Transcribe the listing exactly, leaving out every picture.

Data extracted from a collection
###

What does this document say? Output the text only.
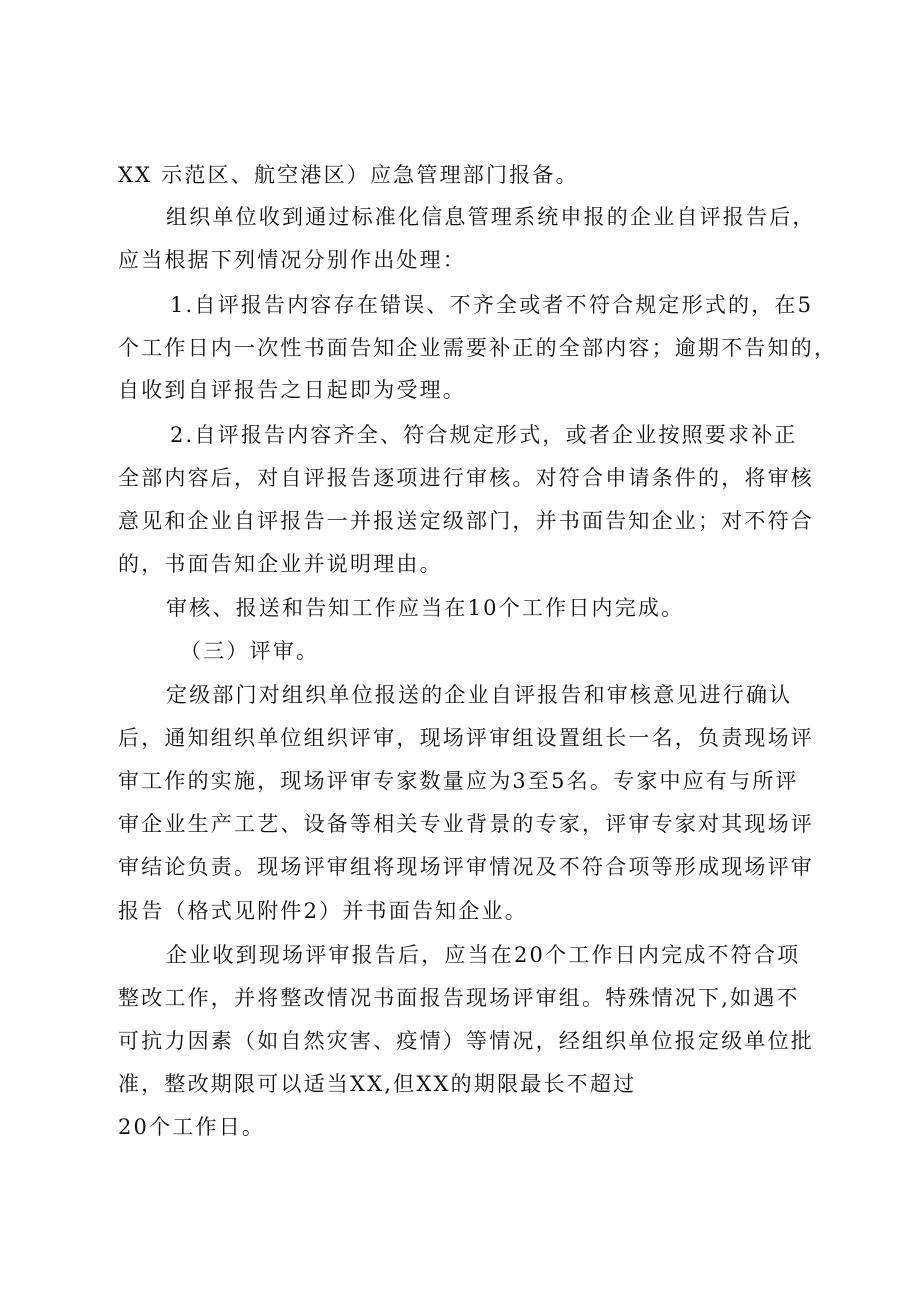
XX 示范区、航空港区）应急管理部门报备。
组织单位收到通过标准化信息管理系统申报的企业自评报告后，
应当根据下列情况分别作出处理：
1.自评报告内容存在错误、不齐全或者不符合规定形式的，在5
个工作日内一次性书面告知企业需要补正的全部内容；逾期不告知的，
自收到自评报告之日起即为受理。
2.自评报告内容齐全、符合规定形式，或者企业按照要求补正
全部内容后，对自评报告逐项进行审核。对符合申请条件的，将审核
意见和企业自评报告一并报送定级部门，并书面告知企业；对不符合
的，书面告知企业并说明理由。
审核、报送和告知工作应当在10个工作日内完成。
（三）评审。
定级部门对组织单位报送的企业自评报告和审核意见进行确认
后，通知组织单位组织评审，现场评审组设置组长一名，负责现场评
审工作的实施，现场评审专家数量应为3至5名。专家中应有与所评
审企业生产工艺、设备等相关专业背景的专家，评审专家对其现场评
审结论负责。现场评审组将现场评审情况及不符合项等形成现场评审
报告（格式见附件2）并书面告知企业。
企业收到现场评审报告后，应当在20个工作日内完成不符合项
整改工作，并将整改情况书面报告现场评审组。特殊情况下,如遇不
可抗力因素（如自然灾害、疫情）等情况，经组织单位报定级单位批
准，整改期限可以适当XX,但XX的期限最长不超过
20个工作日。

###

SOLUTION FOR THIS EXERCISE:
What does this document say? Output the text only.
XX 示范区、航空港区）应急管理部门报备。
组织单位收到通过标准化信息管理系统申报的企业自评报告后，
应当根据下列情况分别作出处理：
1.自评报告内容存在错误、不齐全或者不符合规定形式的，在5
个工作日内一次性书面告知企业需要补正的全部内容；逾期不告知的，
自收到自评报告之日起即为受理。
2.自评报告内容齐全、符合规定形式，或者企业按照要求补正
全部内容后，对自评报告逐项进行审核。对符合申请条件的，将审核
意见和企业自评报告一并报送定级部门，并书面告知企业；对不符合
的，书面告知企业并说明理由。
审核、报送和告知工作应当在10个工作日内完成。
（三）评审。
定级部门对组织单位报送的企业自评报告和审核意见进行确认
后，通知组织单位组织评审，现场评审组设置组长一名，负责现场评
审工作的实施，现场评审专家数量应为3至5名。专家中应有与所评
审企业生产工艺、设备等相关专业背景的专家，评审专家对其现场评
审结论负责。现场评审组将现场评审情况及不符合项等形成现场评审
报告（格式见附件2）并书面告知企业。
企业收到现场评审报告后，应当在20个工作日内完成不符合项
整改工作，并将整改情况书面报告现场评审组。特殊情况下,如遇不
可抗力因素（如自然灾害、疫情）等情况，经组织单位报定级单位批
准，整改期限可以适当XX,但XX的期限最长不超过
20个工作日。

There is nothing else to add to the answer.